Directions:
Leaving out all images, write out the records that follow exactly.

[Figure collection entries]
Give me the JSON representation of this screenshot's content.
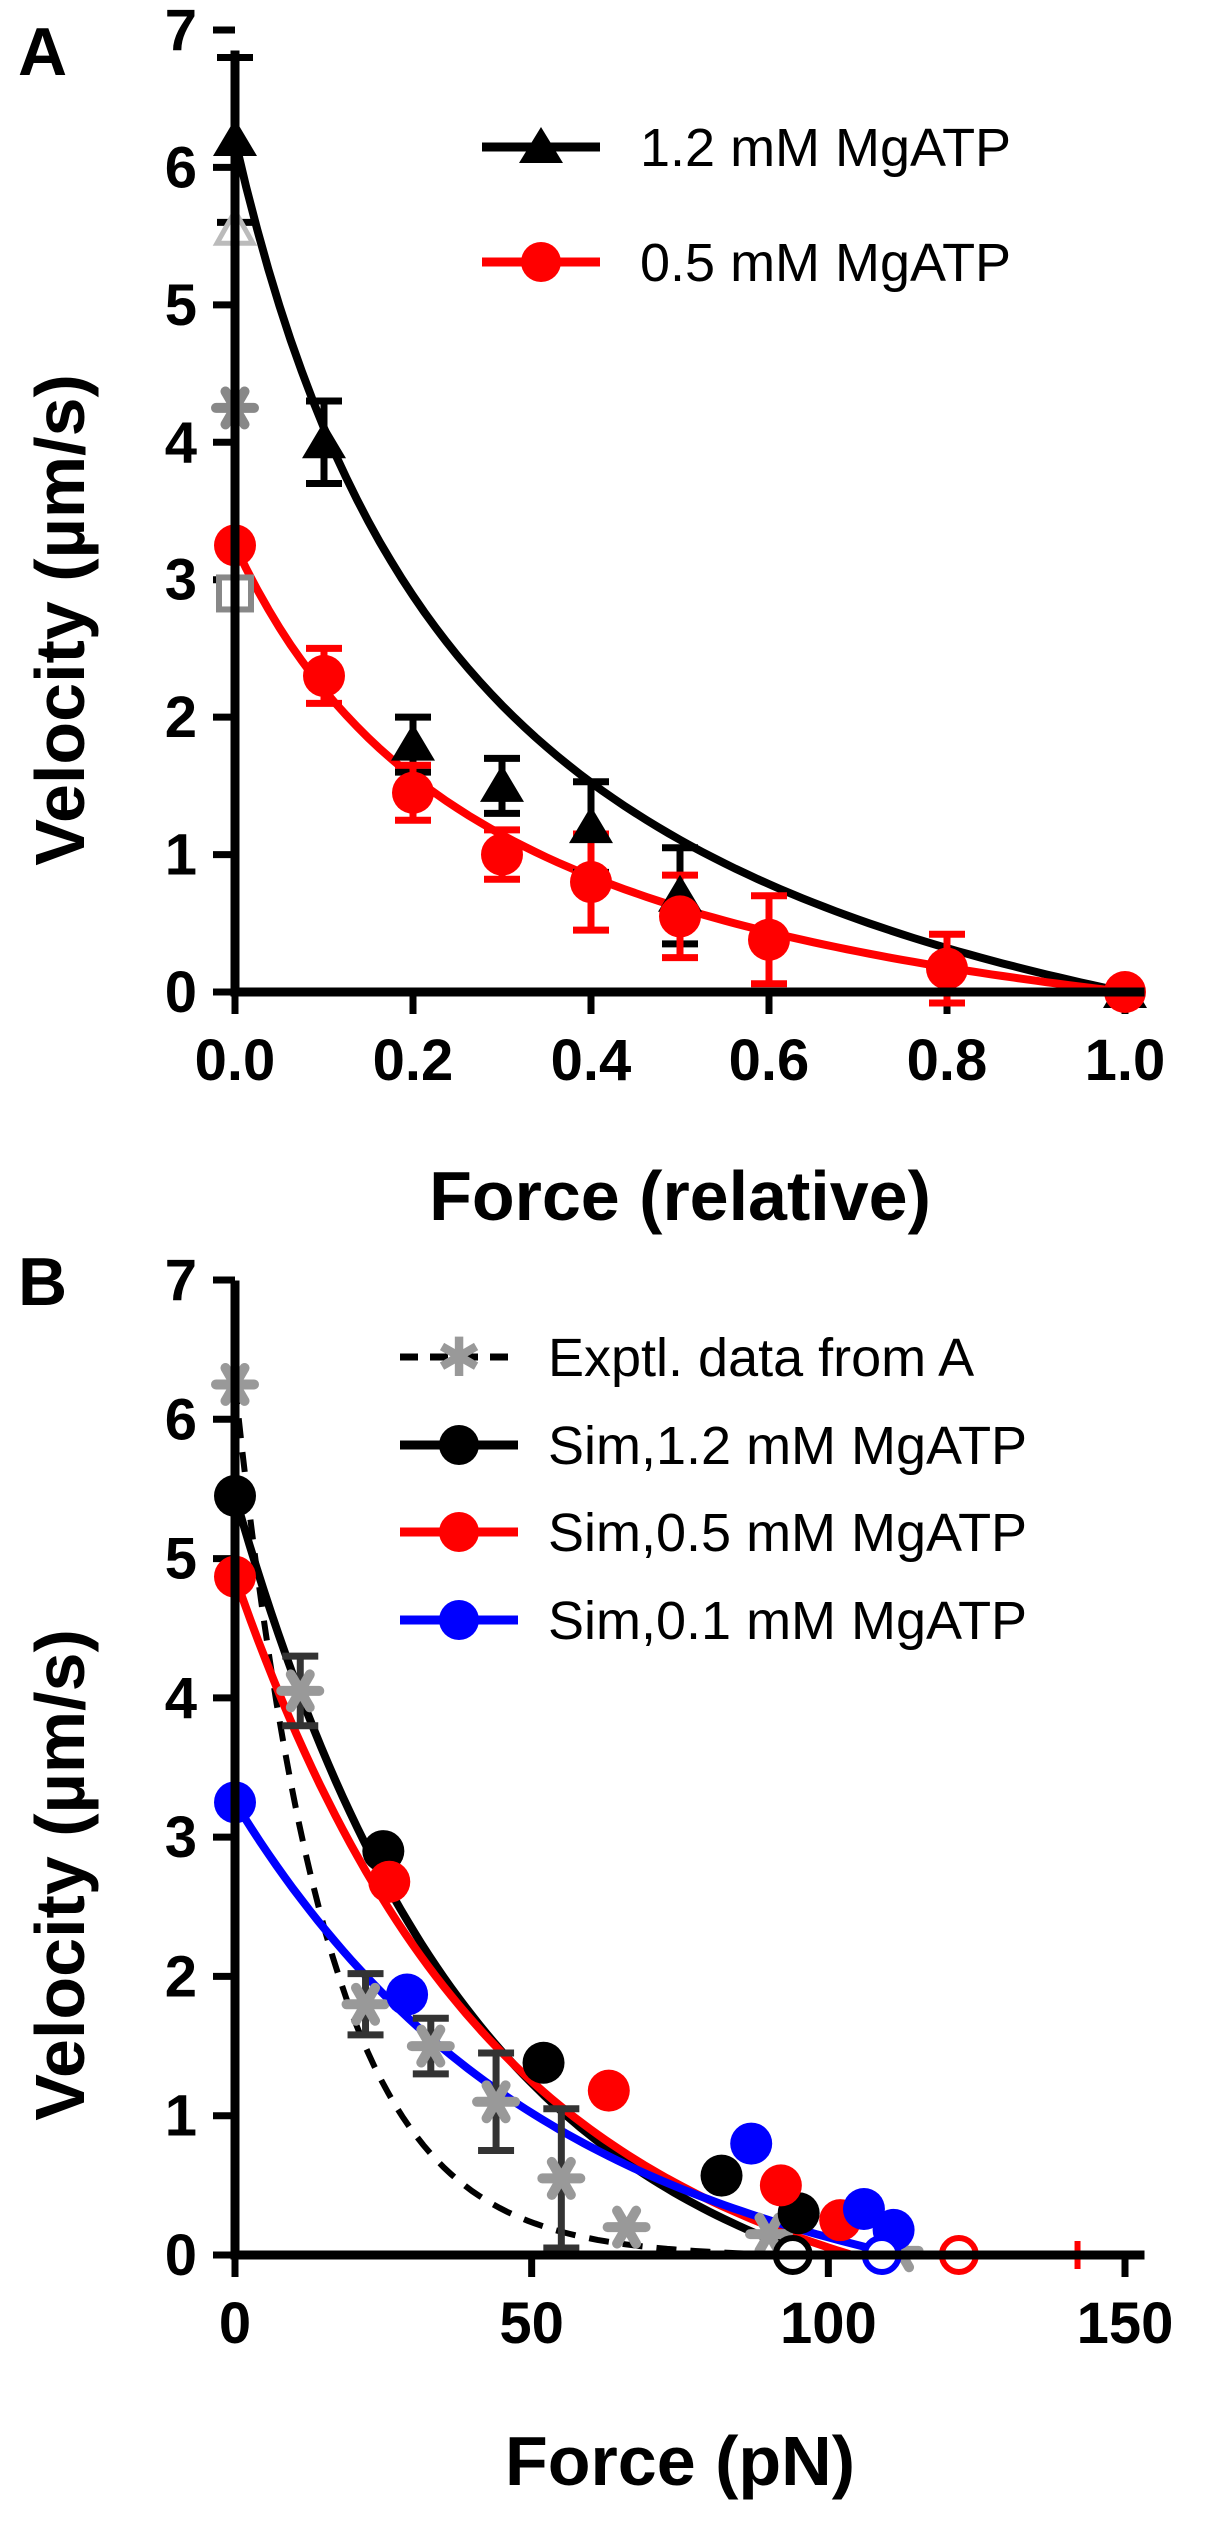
{
  "chart_data": [
    {
      "panel": "A",
      "type": "line",
      "xlabel": "Force (relative)",
      "ylabel": "Velocity (µm/s)",
      "xlim": [
        0,
        1.0
      ],
      "ylim": [
        0,
        7
      ],
      "xticks": [
        "0.0",
        "0.2",
        "0.4",
        "0.6",
        "0.8",
        "1.0"
      ],
      "xtick_values": [
        0,
        0.2,
        0.4,
        0.6,
        0.8,
        1.0
      ],
      "yticks": [
        "0",
        "1",
        "2",
        "3",
        "4",
        "5",
        "6",
        "7"
      ],
      "ytick_values": [
        0,
        1,
        2,
        3,
        4,
        5,
        6,
        7
      ],
      "legend_position": "top-right",
      "series": [
        {
          "name": "1.2 mM MgATP",
          "color": "#000000",
          "marker": "triangle",
          "x": [
            0.0,
            0.1,
            0.2,
            0.3,
            0.4,
            0.5,
            1.0
          ],
          "y": [
            6.2,
            4.0,
            1.8,
            1.5,
            1.2,
            0.7,
            0.0
          ],
          "err": [
            0.6,
            0.3,
            0.2,
            0.2,
            0.33,
            0.35,
            0.0
          ],
          "fit": {
            "v0": 6.2,
            "k": 3.6
          }
        },
        {
          "name": "0.5 mM MgATP",
          "color": "#ff0000",
          "marker": "circle",
          "x": [
            0.0,
            0.1,
            0.2,
            0.3,
            0.4,
            0.5,
            0.6,
            0.8,
            1.0
          ],
          "y": [
            3.25,
            2.3,
            1.45,
            1.0,
            0.8,
            0.55,
            0.38,
            0.17,
            0.0
          ],
          "err": [
            0.0,
            0.2,
            0.2,
            0.18,
            0.35,
            0.3,
            0.32,
            0.25,
            0.0
          ],
          "fit": {
            "v0": 3.25,
            "k": 3.3
          }
        }
      ],
      "extra_points": [
        {
          "marker": "open-triangle",
          "color": "#bbbbbb",
          "x": 0.0,
          "y": 5.55
        },
        {
          "marker": "star",
          "color": "#888888",
          "x": 0.0,
          "y": 4.25
        },
        {
          "marker": "open-square",
          "color": "#888888",
          "x": 0.0,
          "y": 2.9
        }
      ]
    },
    {
      "panel": "B",
      "type": "line",
      "xlabel": "Force (pN)",
      "ylabel": "Velocity (µm/s)",
      "xlim": [
        0,
        150
      ],
      "ylim": [
        0,
        7
      ],
      "xticks": [
        "0",
        "50",
        "100",
        "150"
      ],
      "xtick_values": [
        0,
        50,
        100,
        150
      ],
      "yticks": [
        "0",
        "1",
        "2",
        "3",
        "4",
        "5",
        "6",
        "7"
      ],
      "ytick_values": [
        0,
        1,
        2,
        3,
        4,
        5,
        6,
        7
      ],
      "legend_position": "top-right",
      "series": [
        {
          "name": "Exptl. data from A",
          "color": "#999999",
          "line_color": "#000000",
          "line_style": "dashed",
          "marker": "star",
          "x": [
            0,
            11,
            22,
            33,
            44,
            55,
            66,
            90,
            112
          ],
          "y": [
            6.25,
            4.05,
            1.8,
            1.5,
            1.1,
            0.55,
            0.2,
            0.15,
            0.03
          ],
          "err": [
            0.0,
            0.25,
            0.22,
            0.2,
            0.35,
            0.5,
            0.0,
            0.0,
            0.0
          ],
          "fit": {
            "v0": 6.25,
            "k": 0.065,
            "x_end": 94
          }
        },
        {
          "name": "Sim,1.2 mM MgATP",
          "color": "#000000",
          "marker": "circle",
          "x": [
            0,
            25,
            52,
            82,
            95
          ],
          "y": [
            5.45,
            2.9,
            1.38,
            0.57,
            0.3
          ],
          "fit": {
            "v0": 5.45,
            "k": 0.0265,
            "x_end": 97
          },
          "x_intercept": 94
        },
        {
          "name": "Sim,0.5 mM MgATP",
          "color": "#ff0000",
          "marker": "circle",
          "x": [
            0,
            26,
            63,
            92,
            102
          ],
          "y": [
            4.87,
            2.68,
            1.18,
            0.5,
            0.25
          ],
          "fit": {
            "v0": 4.87,
            "k": 0.0245,
            "x_end": 104
          },
          "x_intercept": 122,
          "x_intercept_err": 20
        },
        {
          "name": "Sim,0.1 mM MgATP",
          "color": "#0000ff",
          "marker": "circle",
          "x": [
            0,
            29,
            87,
            106,
            111
          ],
          "y": [
            3.25,
            1.87,
            0.8,
            0.33,
            0.18
          ],
          "fit": {
            "v0": 3.25,
            "k": 0.0205,
            "x_end": 112
          },
          "x_intercept": 109
        }
      ]
    }
  ]
}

Output:
Give me the JSON representation of this screenshot's content.
{
  "chart_data": [
    {
      "panel": "A",
      "type": "line",
      "xlabel": "Force (relative)",
      "ylabel": "Velocity (µm/s)",
      "xlim": [
        0,
        1.0
      ],
      "ylim": [
        0,
        7
      ],
      "xticks": [
        "0.0",
        "0.2",
        "0.4",
        "0.6",
        "0.8",
        "1.0"
      ],
      "xtick_values": [
        0,
        0.2,
        0.4,
        0.6,
        0.8,
        1.0
      ],
      "yticks": [
        "0",
        "1",
        "2",
        "3",
        "4",
        "5",
        "6",
        "7"
      ],
      "ytick_values": [
        0,
        1,
        2,
        3,
        4,
        5,
        6,
        7
      ],
      "legend_position": "top-right",
      "series": [
        {
          "name": "1.2 mM MgATP",
          "color": "#000000",
          "marker": "triangle",
          "x": [
            0.0,
            0.1,
            0.2,
            0.3,
            0.4,
            0.5,
            1.0
          ],
          "y": [
            6.2,
            4.0,
            1.8,
            1.5,
            1.2,
            0.7,
            0.0
          ],
          "err": [
            0.6,
            0.3,
            0.2,
            0.2,
            0.33,
            0.35,
            0.0
          ],
          "fit": {
            "v0": 6.2,
            "k": 3.6
          }
        },
        {
          "name": "0.5 mM MgATP",
          "color": "#ff0000",
          "marker": "circle",
          "x": [
            0.0,
            0.1,
            0.2,
            0.3,
            0.4,
            0.5,
            0.6,
            0.8,
            1.0
          ],
          "y": [
            3.25,
            2.3,
            1.45,
            1.0,
            0.8,
            0.55,
            0.38,
            0.17,
            0.0
          ],
          "err": [
            0.0,
            0.2,
            0.2,
            0.18,
            0.35,
            0.3,
            0.32,
            0.25,
            0.0
          ],
          "fit": {
            "v0": 3.25,
            "k": 3.3
          }
        }
      ],
      "extra_points": [
        {
          "marker": "open-triangle",
          "color": "#bbbbbb",
          "x": 0.0,
          "y": 5.55
        },
        {
          "marker": "star",
          "color": "#888888",
          "x": 0.0,
          "y": 4.25
        },
        {
          "marker": "open-square",
          "color": "#888888",
          "x": 0.0,
          "y": 2.9
        }
      ]
    },
    {
      "panel": "B",
      "type": "line",
      "xlabel": "Force (pN)",
      "ylabel": "Velocity (µm/s)",
      "xlim": [
        0,
        150
      ],
      "ylim": [
        0,
        7
      ],
      "xticks": [
        "0",
        "50",
        "100",
        "150"
      ],
      "xtick_values": [
        0,
        50,
        100,
        150
      ],
      "yticks": [
        "0",
        "1",
        "2",
        "3",
        "4",
        "5",
        "6",
        "7"
      ],
      "ytick_values": [
        0,
        1,
        2,
        3,
        4,
        5,
        6,
        7
      ],
      "legend_position": "top-right",
      "series": [
        {
          "name": "Exptl. data from A",
          "color": "#999999",
          "line_color": "#000000",
          "line_style": "dashed",
          "marker": "star",
          "x": [
            0,
            11,
            22,
            33,
            44,
            55,
            66,
            90,
            112
          ],
          "y": [
            6.25,
            4.05,
            1.8,
            1.5,
            1.1,
            0.55,
            0.2,
            0.15,
            0.03
          ],
          "err": [
            0.0,
            0.25,
            0.22,
            0.2,
            0.35,
            0.5,
            0.0,
            0.0,
            0.0
          ],
          "fit": {
            "v0": 6.25,
            "k": 0.065,
            "x_end": 94
          }
        },
        {
          "name": "Sim,1.2 mM MgATP",
          "color": "#000000",
          "marker": "circle",
          "x": [
            0,
            25,
            52,
            82,
            95
          ],
          "y": [
            5.45,
            2.9,
            1.38,
            0.57,
            0.3
          ],
          "fit": {
            "v0": 5.45,
            "k": 0.0265,
            "x_end": 97
          },
          "x_intercept": 94
        },
        {
          "name": "Sim,0.5 mM MgATP",
          "color": "#ff0000",
          "marker": "circle",
          "x": [
            0,
            26,
            63,
            92,
            102
          ],
          "y": [
            4.87,
            2.68,
            1.18,
            0.5,
            0.25
          ],
          "fit": {
            "v0": 4.87,
            "k": 0.0245,
            "x_end": 104
          },
          "x_intercept": 122,
          "x_intercept_err": 20
        },
        {
          "name": "Sim,0.1 mM MgATP",
          "color": "#0000ff",
          "marker": "circle",
          "x": [
            0,
            29,
            87,
            106,
            111
          ],
          "y": [
            3.25,
            1.87,
            0.8,
            0.33,
            0.18
          ],
          "fit": {
            "v0": 3.25,
            "k": 0.0205,
            "x_end": 112
          },
          "x_intercept": 109
        }
      ]
    }
  ]
}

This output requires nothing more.